• DO THIS:
Copy out the listing below word for word, starting at its first line and stopping after the line that contains "504, 117, 527]". Include both of these lines.
━━━━━━━━
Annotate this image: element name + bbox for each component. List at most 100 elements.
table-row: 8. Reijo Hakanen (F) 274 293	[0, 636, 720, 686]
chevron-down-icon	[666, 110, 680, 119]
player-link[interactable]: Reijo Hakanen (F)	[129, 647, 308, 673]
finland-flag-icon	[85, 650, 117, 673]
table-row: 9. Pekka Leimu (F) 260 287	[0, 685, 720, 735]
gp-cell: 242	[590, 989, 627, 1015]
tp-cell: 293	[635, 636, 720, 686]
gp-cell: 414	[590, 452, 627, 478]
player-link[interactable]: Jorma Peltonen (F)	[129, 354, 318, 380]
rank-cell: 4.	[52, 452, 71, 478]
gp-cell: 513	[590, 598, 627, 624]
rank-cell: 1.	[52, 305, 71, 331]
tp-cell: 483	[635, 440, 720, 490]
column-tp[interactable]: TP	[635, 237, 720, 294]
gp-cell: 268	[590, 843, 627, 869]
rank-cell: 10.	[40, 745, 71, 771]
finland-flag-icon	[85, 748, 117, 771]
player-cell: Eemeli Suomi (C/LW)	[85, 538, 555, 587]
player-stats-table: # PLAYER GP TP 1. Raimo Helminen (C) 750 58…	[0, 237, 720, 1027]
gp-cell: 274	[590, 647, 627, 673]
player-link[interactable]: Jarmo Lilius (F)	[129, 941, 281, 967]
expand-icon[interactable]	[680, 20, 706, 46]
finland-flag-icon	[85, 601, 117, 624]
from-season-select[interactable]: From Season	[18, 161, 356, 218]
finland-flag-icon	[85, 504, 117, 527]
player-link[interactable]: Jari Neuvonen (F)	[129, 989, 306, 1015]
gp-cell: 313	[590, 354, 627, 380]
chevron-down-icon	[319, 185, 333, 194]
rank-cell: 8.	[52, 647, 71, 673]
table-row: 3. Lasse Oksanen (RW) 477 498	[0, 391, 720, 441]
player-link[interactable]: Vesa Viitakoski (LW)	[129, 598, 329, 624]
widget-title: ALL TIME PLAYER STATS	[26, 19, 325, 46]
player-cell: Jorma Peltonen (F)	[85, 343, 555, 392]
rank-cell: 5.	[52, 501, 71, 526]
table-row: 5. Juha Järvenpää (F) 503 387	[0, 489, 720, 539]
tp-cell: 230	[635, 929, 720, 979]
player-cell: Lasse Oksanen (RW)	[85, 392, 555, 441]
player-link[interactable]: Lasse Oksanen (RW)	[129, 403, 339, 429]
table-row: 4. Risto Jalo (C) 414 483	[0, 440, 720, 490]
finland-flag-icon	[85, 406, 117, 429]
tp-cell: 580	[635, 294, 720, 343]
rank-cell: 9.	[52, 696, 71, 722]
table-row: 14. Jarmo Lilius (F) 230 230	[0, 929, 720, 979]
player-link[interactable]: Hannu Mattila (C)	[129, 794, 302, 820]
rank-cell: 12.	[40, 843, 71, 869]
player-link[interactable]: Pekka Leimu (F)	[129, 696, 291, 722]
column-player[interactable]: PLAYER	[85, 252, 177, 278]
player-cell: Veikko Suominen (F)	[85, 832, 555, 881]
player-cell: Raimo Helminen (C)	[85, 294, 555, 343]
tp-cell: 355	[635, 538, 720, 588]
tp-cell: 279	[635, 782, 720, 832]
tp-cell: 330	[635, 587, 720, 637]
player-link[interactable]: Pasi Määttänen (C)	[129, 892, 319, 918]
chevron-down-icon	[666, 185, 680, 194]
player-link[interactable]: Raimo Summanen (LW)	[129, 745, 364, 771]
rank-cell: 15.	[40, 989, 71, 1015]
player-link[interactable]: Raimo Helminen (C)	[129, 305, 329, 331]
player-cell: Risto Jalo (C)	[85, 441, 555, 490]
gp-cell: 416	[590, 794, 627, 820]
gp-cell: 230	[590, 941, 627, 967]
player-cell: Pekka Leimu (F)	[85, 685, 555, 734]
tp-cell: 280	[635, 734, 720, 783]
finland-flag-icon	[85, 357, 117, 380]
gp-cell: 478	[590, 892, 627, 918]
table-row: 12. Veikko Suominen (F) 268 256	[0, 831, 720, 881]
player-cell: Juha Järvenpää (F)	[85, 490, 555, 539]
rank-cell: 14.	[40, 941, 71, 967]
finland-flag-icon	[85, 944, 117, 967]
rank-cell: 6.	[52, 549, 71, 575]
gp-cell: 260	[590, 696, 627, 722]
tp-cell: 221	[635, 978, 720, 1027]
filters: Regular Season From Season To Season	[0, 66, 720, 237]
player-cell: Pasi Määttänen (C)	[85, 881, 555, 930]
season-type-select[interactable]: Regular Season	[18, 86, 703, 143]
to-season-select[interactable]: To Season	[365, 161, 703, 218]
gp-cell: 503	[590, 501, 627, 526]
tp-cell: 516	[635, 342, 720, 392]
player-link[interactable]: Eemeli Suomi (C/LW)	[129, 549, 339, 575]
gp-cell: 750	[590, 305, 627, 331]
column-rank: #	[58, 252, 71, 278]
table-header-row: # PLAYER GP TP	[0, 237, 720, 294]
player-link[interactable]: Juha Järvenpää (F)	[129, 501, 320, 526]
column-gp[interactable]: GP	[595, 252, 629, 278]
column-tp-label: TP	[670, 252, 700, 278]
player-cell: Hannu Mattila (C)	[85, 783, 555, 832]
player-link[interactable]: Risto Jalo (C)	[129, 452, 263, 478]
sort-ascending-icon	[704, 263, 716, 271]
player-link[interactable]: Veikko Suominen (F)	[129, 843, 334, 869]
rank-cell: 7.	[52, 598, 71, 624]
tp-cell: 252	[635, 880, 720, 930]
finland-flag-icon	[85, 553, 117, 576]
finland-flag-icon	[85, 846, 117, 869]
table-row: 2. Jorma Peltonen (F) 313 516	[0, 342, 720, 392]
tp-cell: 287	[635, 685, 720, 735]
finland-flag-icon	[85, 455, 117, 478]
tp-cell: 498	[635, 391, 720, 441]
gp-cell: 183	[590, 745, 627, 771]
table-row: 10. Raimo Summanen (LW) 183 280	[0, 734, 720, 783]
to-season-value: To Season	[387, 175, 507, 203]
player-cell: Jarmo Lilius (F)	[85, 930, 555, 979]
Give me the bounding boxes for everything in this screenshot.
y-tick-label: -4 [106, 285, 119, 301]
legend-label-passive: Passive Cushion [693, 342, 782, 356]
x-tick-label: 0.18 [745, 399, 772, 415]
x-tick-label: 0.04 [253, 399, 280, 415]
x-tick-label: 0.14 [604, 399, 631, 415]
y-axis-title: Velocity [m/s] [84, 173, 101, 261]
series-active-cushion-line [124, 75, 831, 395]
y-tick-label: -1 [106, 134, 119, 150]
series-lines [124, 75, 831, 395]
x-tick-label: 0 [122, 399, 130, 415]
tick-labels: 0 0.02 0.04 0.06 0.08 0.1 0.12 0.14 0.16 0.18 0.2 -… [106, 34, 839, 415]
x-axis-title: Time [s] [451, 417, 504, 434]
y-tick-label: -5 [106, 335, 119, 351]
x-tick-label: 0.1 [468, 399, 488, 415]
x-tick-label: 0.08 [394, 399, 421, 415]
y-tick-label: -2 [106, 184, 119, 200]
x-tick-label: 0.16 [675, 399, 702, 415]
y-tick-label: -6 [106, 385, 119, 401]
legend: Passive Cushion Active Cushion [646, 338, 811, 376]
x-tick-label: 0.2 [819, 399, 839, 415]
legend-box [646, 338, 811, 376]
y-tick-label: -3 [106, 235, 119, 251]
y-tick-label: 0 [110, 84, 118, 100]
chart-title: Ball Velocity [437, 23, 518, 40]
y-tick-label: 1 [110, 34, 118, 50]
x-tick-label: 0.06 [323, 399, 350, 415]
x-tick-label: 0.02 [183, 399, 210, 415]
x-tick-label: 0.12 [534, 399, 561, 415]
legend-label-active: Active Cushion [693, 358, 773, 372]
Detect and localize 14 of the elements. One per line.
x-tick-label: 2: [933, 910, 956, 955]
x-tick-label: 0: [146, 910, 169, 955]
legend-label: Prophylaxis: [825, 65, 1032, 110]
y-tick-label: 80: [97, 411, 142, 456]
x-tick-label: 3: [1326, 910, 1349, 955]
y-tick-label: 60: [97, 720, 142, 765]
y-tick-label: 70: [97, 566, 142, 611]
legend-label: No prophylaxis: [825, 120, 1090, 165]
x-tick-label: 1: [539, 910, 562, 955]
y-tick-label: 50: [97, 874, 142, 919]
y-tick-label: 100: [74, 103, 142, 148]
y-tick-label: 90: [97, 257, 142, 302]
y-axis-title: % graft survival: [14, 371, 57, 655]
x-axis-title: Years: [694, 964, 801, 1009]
━━━━━━━━
• REPLY TO THE TASK:
Annotate this image: element name + bbox for each component. List at most 100 elements.
table-row: 8. Reijo Hakanen (F) 274 293	[0, 636, 720, 686]
chevron-down-icon	[666, 110, 680, 119]
player-link[interactable]: Reijo Hakanen (F)	[129, 647, 308, 673]
finland-flag-icon	[85, 650, 117, 673]
table-row: 9. Pekka Leimu (F) 260 287	[0, 685, 720, 735]
gp-cell: 242	[590, 989, 627, 1015]
tp-cell: 293	[635, 636, 720, 686]
gp-cell: 414	[590, 452, 627, 478]
player-link[interactable]: Jorma Peltonen (F)	[129, 354, 318, 380]
rank-cell: 4.	[52, 452, 71, 478]
gp-cell: 513	[590, 598, 627, 624]
rank-cell: 1.	[52, 305, 71, 331]
tp-cell: 483	[635, 440, 720, 490]
column-tp[interactable]: TP	[635, 237, 720, 294]
gp-cell: 268	[590, 843, 627, 869]
rank-cell: 10.	[40, 745, 71, 771]
finland-flag-icon	[85, 748, 117, 771]
player-cell: Eemeli Suomi (C/LW)	[85, 538, 555, 587]
player-stats-table: # PLAYER GP TP 1. Raimo Helminen (C) 750 58…	[0, 237, 720, 1027]
gp-cell: 274	[590, 647, 627, 673]
player-link[interactable]: Jarmo Lilius (F)	[129, 941, 281, 967]
expand-icon[interactable]	[680, 20, 706, 46]
finland-flag-icon	[85, 601, 117, 624]
from-season-select[interactable]: From Season	[18, 161, 356, 218]
finland-flag-icon	[85, 504, 117, 527]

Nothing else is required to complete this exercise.